Work instructions:
Retype each record shown below, leaving every character as it is.

Input rows:

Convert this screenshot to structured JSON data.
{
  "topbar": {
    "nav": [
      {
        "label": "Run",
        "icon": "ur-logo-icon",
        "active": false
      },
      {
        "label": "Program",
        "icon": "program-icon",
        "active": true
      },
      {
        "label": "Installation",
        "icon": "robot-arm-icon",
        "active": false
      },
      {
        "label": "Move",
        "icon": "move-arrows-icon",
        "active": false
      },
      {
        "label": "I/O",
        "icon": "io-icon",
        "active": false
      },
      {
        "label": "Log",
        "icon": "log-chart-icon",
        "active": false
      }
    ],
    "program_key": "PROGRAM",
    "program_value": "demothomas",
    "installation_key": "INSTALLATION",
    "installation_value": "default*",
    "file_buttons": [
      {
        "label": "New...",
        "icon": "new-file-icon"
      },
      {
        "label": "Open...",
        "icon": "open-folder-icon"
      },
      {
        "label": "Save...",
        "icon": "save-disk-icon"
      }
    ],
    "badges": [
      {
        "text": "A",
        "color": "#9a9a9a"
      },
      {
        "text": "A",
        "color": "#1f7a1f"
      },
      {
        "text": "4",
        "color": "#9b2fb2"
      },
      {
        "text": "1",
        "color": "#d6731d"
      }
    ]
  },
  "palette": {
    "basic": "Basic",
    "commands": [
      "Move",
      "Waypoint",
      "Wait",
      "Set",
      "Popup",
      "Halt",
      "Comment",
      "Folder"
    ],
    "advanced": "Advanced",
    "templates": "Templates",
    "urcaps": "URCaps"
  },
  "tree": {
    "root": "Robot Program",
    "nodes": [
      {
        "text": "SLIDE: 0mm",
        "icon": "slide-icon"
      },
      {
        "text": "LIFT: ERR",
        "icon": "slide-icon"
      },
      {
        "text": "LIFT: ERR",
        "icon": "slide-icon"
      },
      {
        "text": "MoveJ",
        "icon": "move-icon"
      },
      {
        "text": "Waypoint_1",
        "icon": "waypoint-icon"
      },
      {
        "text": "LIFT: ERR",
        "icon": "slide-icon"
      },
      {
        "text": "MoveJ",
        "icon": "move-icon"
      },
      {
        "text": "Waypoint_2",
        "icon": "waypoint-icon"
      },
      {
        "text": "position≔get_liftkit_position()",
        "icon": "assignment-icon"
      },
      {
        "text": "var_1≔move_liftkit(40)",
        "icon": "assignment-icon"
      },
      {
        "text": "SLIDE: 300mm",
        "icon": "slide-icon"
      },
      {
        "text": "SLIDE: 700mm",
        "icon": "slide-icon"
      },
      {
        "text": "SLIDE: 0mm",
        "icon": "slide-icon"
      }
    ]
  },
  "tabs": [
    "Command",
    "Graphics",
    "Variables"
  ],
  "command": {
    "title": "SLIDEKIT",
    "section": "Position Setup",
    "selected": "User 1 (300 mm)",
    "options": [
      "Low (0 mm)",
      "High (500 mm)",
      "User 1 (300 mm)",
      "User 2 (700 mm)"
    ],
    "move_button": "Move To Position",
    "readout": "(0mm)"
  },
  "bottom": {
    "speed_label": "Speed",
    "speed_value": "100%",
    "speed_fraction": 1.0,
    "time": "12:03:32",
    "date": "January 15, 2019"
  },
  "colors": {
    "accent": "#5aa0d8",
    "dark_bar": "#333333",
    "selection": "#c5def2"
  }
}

Solution:
Convert this screenshot to structured JSON data.
{
  "topbar": {
    "nav": [
      {
        "label": "Run",
        "icon": "ur-logo-icon",
        "active": false
      },
      {
        "label": "Program",
        "icon": "program-icon",
        "active": true
      },
      {
        "label": "Installation",
        "icon": "robot-arm-icon",
        "active": false
      },
      {
        "label": "Move",
        "icon": "move-arrows-icon",
        "active": false
      },
      {
        "label": "I/O",
        "icon": "io-icon",
        "active": false
      },
      {
        "label": "Log",
        "icon": "log-chart-icon",
        "active": false
      }
    ],
    "program_key": "PROGRAM",
    "program_value": "demothomas",
    "installation_key": "INSTALLATION",
    "installation_value": "default*",
    "file_buttons": [
      {
        "label": "New...",
        "icon": "new-file-icon"
      },
      {
        "label": "Open...",
        "icon": "open-folder-icon"
      },
      {
        "label": "Save...",
        "icon": "save-disk-icon"
      }
    ],
    "badges": [
      {
        "text": "A",
        "color": "#9a9a9a"
      },
      {
        "text": "A",
        "color": "#1f7a1f"
      },
      {
        "text": "4",
        "color": "#9b2fb2"
      },
      {
        "text": "1",
        "color": "#d6731d"
      }
    ]
  },
  "palette": {
    "basic": "Basic",
    "commands": [
      "Move",
      "Waypoint",
      "Wait",
      "Set",
      "Popup",
      "Halt",
      "Comment",
      "Folder"
    ],
    "advanced": "Advanced",
    "templates": "Templates",
    "urcaps": "URCaps"
  },
  "tree": {
    "root": "Robot Program",
    "nodes": [
      {
        "text": "SLIDE: 0mm",
        "icon": "slide-icon"
      },
      {
        "text": "LIFT: ERR",
        "icon": "slide-icon"
      },
      {
        "text": "LIFT: ERR",
        "icon": "slide-icon"
      },
      {
        "text": "MoveJ",
        "icon": "move-icon"
      },
      {
        "text": "Waypoint_1",
        "icon": "waypoint-icon"
      },
      {
        "text": "LIFT: ERR",
        "icon": "slide-icon"
      },
      {
        "text": "MoveJ",
        "icon": "move-icon"
      },
      {
        "text": "Waypoint_2",
        "icon": "waypoint-icon"
      },
      {
        "text": "position≔get_liftkit_position()",
        "icon": "assignment-icon"
      },
      {
        "text": "var_1≔move_liftkit(40)",
        "icon": "assignment-icon"
      },
      {
        "text": "SLIDE: 300mm",
        "icon": "slide-icon"
      },
      {
        "text": "SLIDE: 700mm",
        "icon": "slide-icon"
      },
      {
        "text": "SLIDE: 0mm",
        "icon": "slide-icon"
      }
    ]
  },
  "tabs": [
    "Command",
    "Graphics",
    "Variables"
  ],
  "command": {
    "title": "SLIDEKIT",
    "section": "Position Setup",
    "selected": "User 1 (300 mm)",
    "options": [
      "Low (0 mm)",
      "High (500 mm)",
      "User 1 (300 mm)",
      "User 2 (700 mm)"
    ],
    "move_button": "Move To Position",
    "readout": "(0mm)"
  },
  "bottom": {
    "speed_label": "Speed",
    "speed_value": "100%",
    "speed_fraction": 1.0,
    "time": "12:03:32",
    "date": "January 15, 2019"
  },
  "colors": {
    "accent": "#5aa0d8",
    "dark_bar": "#333333",
    "selection": "#c5def2"
  }
}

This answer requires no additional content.